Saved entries
**********
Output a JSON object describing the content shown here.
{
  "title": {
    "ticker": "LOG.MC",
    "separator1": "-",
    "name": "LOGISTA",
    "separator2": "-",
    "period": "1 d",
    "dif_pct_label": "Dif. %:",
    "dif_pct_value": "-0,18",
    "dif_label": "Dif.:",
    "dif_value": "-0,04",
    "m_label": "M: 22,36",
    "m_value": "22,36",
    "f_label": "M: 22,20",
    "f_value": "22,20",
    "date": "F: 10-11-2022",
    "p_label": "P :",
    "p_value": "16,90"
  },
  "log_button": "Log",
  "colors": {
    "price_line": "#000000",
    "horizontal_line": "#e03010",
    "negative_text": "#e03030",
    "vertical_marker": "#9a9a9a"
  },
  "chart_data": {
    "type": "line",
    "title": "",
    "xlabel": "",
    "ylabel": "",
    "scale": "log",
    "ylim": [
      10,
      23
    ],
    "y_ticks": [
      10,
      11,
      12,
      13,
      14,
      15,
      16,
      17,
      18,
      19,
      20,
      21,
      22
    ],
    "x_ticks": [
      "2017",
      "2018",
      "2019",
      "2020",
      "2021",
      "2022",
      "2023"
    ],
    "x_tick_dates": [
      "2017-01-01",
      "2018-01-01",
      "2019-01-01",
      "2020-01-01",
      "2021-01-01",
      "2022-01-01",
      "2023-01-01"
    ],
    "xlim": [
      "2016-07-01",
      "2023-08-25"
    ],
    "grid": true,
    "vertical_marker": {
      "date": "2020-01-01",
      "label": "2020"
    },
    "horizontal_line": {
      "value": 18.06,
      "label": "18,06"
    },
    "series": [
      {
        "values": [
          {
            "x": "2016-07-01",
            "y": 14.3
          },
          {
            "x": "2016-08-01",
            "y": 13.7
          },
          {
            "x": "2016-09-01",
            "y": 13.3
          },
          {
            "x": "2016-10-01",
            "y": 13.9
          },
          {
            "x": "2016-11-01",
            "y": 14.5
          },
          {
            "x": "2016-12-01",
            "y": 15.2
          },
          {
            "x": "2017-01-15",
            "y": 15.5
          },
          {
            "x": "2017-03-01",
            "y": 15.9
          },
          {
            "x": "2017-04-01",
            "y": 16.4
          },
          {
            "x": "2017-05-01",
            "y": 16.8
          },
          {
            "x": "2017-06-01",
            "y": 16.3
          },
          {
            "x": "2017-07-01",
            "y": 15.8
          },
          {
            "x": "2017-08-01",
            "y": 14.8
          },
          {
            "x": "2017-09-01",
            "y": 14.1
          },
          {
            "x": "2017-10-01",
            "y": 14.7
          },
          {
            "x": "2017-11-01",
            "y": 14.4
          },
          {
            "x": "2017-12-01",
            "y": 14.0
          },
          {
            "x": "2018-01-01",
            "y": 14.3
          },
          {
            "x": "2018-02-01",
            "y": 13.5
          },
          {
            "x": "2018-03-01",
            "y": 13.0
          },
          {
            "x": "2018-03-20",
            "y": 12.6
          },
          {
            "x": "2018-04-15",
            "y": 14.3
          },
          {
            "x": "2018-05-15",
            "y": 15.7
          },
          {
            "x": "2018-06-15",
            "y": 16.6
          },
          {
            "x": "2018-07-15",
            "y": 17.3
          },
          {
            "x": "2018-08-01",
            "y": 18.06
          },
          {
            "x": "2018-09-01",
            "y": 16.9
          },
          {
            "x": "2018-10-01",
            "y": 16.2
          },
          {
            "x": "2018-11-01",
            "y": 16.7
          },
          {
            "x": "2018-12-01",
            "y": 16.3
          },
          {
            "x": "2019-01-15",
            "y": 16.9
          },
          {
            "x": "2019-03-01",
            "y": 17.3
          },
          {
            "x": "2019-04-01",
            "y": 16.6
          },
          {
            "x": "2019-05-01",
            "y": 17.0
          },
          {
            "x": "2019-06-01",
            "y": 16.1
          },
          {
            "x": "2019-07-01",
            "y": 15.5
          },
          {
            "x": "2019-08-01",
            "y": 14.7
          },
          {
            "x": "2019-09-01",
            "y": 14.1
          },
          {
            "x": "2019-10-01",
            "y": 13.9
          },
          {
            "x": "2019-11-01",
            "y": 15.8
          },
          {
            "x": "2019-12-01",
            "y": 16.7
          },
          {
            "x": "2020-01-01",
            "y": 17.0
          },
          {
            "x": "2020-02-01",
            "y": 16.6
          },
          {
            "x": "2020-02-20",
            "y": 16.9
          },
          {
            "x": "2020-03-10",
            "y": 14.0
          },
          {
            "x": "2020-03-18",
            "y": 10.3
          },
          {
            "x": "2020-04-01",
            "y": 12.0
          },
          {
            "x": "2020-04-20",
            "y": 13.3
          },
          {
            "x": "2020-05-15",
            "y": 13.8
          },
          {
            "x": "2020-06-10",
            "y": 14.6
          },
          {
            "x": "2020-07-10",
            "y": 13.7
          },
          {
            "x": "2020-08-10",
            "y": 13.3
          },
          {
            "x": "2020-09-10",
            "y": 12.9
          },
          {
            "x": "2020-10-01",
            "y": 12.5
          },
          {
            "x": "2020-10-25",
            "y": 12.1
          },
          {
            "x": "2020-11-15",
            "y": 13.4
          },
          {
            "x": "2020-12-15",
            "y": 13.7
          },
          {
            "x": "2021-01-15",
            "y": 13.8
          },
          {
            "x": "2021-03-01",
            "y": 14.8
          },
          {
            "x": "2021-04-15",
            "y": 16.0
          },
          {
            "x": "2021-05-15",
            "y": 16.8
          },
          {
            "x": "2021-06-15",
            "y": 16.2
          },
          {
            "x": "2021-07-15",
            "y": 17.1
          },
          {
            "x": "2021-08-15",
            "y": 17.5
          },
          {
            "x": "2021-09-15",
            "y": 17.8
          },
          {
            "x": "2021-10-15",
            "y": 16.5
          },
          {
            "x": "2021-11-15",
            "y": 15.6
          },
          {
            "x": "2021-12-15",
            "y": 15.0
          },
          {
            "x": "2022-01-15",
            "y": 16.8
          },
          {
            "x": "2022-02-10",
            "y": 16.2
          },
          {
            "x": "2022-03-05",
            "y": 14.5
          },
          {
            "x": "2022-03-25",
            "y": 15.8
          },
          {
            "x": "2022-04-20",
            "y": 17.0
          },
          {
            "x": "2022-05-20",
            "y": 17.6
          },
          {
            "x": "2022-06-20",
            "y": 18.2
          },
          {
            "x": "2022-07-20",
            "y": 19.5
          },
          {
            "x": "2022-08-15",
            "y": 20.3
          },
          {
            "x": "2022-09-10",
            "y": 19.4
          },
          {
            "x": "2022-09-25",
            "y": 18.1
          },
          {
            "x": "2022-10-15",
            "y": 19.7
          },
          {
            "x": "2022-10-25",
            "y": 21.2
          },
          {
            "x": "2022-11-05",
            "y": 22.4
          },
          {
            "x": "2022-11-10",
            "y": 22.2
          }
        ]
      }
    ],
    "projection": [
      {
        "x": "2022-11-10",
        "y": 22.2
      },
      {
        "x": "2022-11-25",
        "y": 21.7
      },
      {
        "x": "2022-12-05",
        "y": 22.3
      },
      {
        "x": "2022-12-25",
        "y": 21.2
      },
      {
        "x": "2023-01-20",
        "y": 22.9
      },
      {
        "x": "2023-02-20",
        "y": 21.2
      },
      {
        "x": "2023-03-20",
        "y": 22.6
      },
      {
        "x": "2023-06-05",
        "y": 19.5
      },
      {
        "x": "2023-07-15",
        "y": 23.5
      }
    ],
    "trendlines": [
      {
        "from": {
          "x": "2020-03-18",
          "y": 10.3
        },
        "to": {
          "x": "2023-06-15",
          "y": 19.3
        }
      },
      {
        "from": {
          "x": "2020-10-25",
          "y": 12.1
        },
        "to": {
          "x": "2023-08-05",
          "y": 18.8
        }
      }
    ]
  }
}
**********
- _WHAT YOU WILL DO_
Show the data once more, exactly as it was written.

- _FINISHED EXERCISE_
Output a JSON object describing the content shown here.
{
  "title": {
    "ticker": "LOG.MC",
    "separator1": "-",
    "name": "LOGISTA",
    "separator2": "-",
    "period": "1 d",
    "dif_pct_label": "Dif. %:",
    "dif_pct_value": "-0,18",
    "dif_label": "Dif.:",
    "dif_value": "-0,04",
    "m_label": "M: 22,36",
    "m_value": "22,36",
    "f_label": "M: 22,20",
    "f_value": "22,20",
    "date": "F: 10-11-2022",
    "p_label": "P :",
    "p_value": "16,90"
  },
  "log_button": "Log",
  "colors": {
    "price_line": "#000000",
    "horizontal_line": "#e03010",
    "negative_text": "#e03030",
    "vertical_marker": "#9a9a9a"
  },
  "chart_data": {
    "type": "line",
    "title": "",
    "xlabel": "",
    "ylabel": "",
    "scale": "log",
    "ylim": [
      10,
      23
    ],
    "y_ticks": [
      10,
      11,
      12,
      13,
      14,
      15,
      16,
      17,
      18,
      19,
      20,
      21,
      22
    ],
    "x_ticks": [
      "2017",
      "2018",
      "2019",
      "2020",
      "2021",
      "2022",
      "2023"
    ],
    "x_tick_dates": [
      "2017-01-01",
      "2018-01-01",
      "2019-01-01",
      "2020-01-01",
      "2021-01-01",
      "2022-01-01",
      "2023-01-01"
    ],
    "xlim": [
      "2016-07-01",
      "2023-08-25"
    ],
    "grid": true,
    "vertical_marker": {
      "date": "2020-01-01",
      "label": "2020"
    },
    "horizontal_line": {
      "value": 18.06,
      "label": "18,06"
    },
    "series": [
      {
        "values": [
          {
            "x": "2016-07-01",
            "y": 14.3
          },
          {
            "x": "2016-08-01",
            "y": 13.7
          },
          {
            "x": "2016-09-01",
            "y": 13.3
          },
          {
            "x": "2016-10-01",
            "y": 13.9
          },
          {
            "x": "2016-11-01",
            "y": 14.5
          },
          {
            "x": "2016-12-01",
            "y": 15.2
          },
          {
            "x": "2017-01-15",
            "y": 15.5
          },
          {
            "x": "2017-03-01",
            "y": 15.9
          },
          {
            "x": "2017-04-01",
            "y": 16.4
          },
          {
            "x": "2017-05-01",
            "y": 16.8
          },
          {
            "x": "2017-06-01",
            "y": 16.3
          },
          {
            "x": "2017-07-01",
            "y": 15.8
          },
          {
            "x": "2017-08-01",
            "y": 14.8
          },
          {
            "x": "2017-09-01",
            "y": 14.1
          },
          {
            "x": "2017-10-01",
            "y": 14.7
          },
          {
            "x": "2017-11-01",
            "y": 14.4
          },
          {
            "x": "2017-12-01",
            "y": 14.0
          },
          {
            "x": "2018-01-01",
            "y": 14.3
          },
          {
            "x": "2018-02-01",
            "y": 13.5
          },
          {
            "x": "2018-03-01",
            "y": 13.0
          },
          {
            "x": "2018-03-20",
            "y": 12.6
          },
          {
            "x": "2018-04-15",
            "y": 14.3
          },
          {
            "x": "2018-05-15",
            "y": 15.7
          },
          {
            "x": "2018-06-15",
            "y": 16.6
          },
          {
            "x": "2018-07-15",
            "y": 17.3
          },
          {
            "x": "2018-08-01",
            "y": 18.06
          },
          {
            "x": "2018-09-01",
            "y": 16.9
          },
          {
            "x": "2018-10-01",
            "y": 16.2
          },
          {
            "x": "2018-11-01",
            "y": 16.7
          },
          {
            "x": "2018-12-01",
            "y": 16.3
          },
          {
            "x": "2019-01-15",
            "y": 16.9
          },
          {
            "x": "2019-03-01",
            "y": 17.3
          },
          {
            "x": "2019-04-01",
            "y": 16.6
          },
          {
            "x": "2019-05-01",
            "y": 17.0
          },
          {
            "x": "2019-06-01",
            "y": 16.1
          },
          {
            "x": "2019-07-01",
            "y": 15.5
          },
          {
            "x": "2019-08-01",
            "y": 14.7
          },
          {
            "x": "2019-09-01",
            "y": 14.1
          },
          {
            "x": "2019-10-01",
            "y": 13.9
          },
          {
            "x": "2019-11-01",
            "y": 15.8
          },
          {
            "x": "2019-12-01",
            "y": 16.7
          },
          {
            "x": "2020-01-01",
            "y": 17.0
          },
          {
            "x": "2020-02-01",
            "y": 16.6
          },
          {
            "x": "2020-02-20",
            "y": 16.9
          },
          {
            "x": "2020-03-10",
            "y": 14.0
          },
          {
            "x": "2020-03-18",
            "y": 10.3
          },
          {
            "x": "2020-04-01",
            "y": 12.0
          },
          {
            "x": "2020-04-20",
            "y": 13.3
          },
          {
            "x": "2020-05-15",
            "y": 13.8
          },
          {
            "x": "2020-06-10",
            "y": 14.6
          },
          {
            "x": "2020-07-10",
            "y": 13.7
          },
          {
            "x": "2020-08-10",
            "y": 13.3
          },
          {
            "x": "2020-09-10",
            "y": 12.9
          },
          {
            "x": "2020-10-01",
            "y": 12.5
          },
          {
            "x": "2020-10-25",
            "y": 12.1
          },
          {
            "x": "2020-11-15",
            "y": 13.4
          },
          {
            "x": "2020-12-15",
            "y": 13.7
          },
          {
            "x": "2021-01-15",
            "y": 13.8
          },
          {
            "x": "2021-03-01",
            "y": 14.8
          },
          {
            "x": "2021-04-15",
            "y": 16.0
          },
          {
            "x": "2021-05-15",
            "y": 16.8
          },
          {
            "x": "2021-06-15",
            "y": 16.2
          },
          {
            "x": "2021-07-15",
            "y": 17.1
          },
          {
            "x": "2021-08-15",
            "y": 17.5
          },
          {
            "x": "2021-09-15",
            "y": 17.8
          },
          {
            "x": "2021-10-15",
            "y": 16.5
          },
          {
            "x": "2021-11-15",
            "y": 15.6
          },
          {
            "x": "2021-12-15",
            "y": 15.0
          },
          {
            "x": "2022-01-15",
            "y": 16.8
          },
          {
            "x": "2022-02-10",
            "y": 16.2
          },
          {
            "x": "2022-03-05",
            "y": 14.5
          },
          {
            "x": "2022-03-25",
            "y": 15.8
          },
          {
            "x": "2022-04-20",
            "y": 17.0
          },
          {
            "x": "2022-05-20",
            "y": 17.6
          },
          {
            "x": "2022-06-20",
            "y": 18.2
          },
          {
            "x": "2022-07-20",
            "y": 19.5
          },
          {
            "x": "2022-08-15",
            "y": 20.3
          },
          {
            "x": "2022-09-10",
            "y": 19.4
          },
          {
            "x": "2022-09-25",
            "y": 18.1
          },
          {
            "x": "2022-10-15",
            "y": 19.7
          },
          {
            "x": "2022-10-25",
            "y": 21.2
          },
          {
            "x": "2022-11-05",
            "y": 22.4
          },
          {
            "x": "2022-11-10",
            "y": 22.2
          }
        ]
      }
    ],
    "projection": [
      {
        "x": "2022-11-10",
        "y": 22.2
      },
      {
        "x": "2022-11-25",
        "y": 21.7
      },
      {
        "x": "2022-12-05",
        "y": 22.3
      },
      {
        "x": "2022-12-25",
        "y": 21.2
      },
      {
        "x": "2023-01-20",
        "y": 22.9
      },
      {
        "x": "2023-02-20",
        "y": 21.2
      },
      {
        "x": "2023-03-20",
        "y": 22.6
      },
      {
        "x": "2023-06-05",
        "y": 19.5
      },
      {
        "x": "2023-07-15",
        "y": 23.5
      }
    ],
    "trendlines": [
      {
        "from": {
          "x": "2020-03-18",
          "y": 10.3
        },
        "to": {
          "x": "2023-06-15",
          "y": 19.3
        }
      },
      {
        "from": {
          "x": "2020-10-25",
          "y": 12.1
        },
        "to": {
          "x": "2023-08-05",
          "y": 18.8
        }
      }
    ]
  }
}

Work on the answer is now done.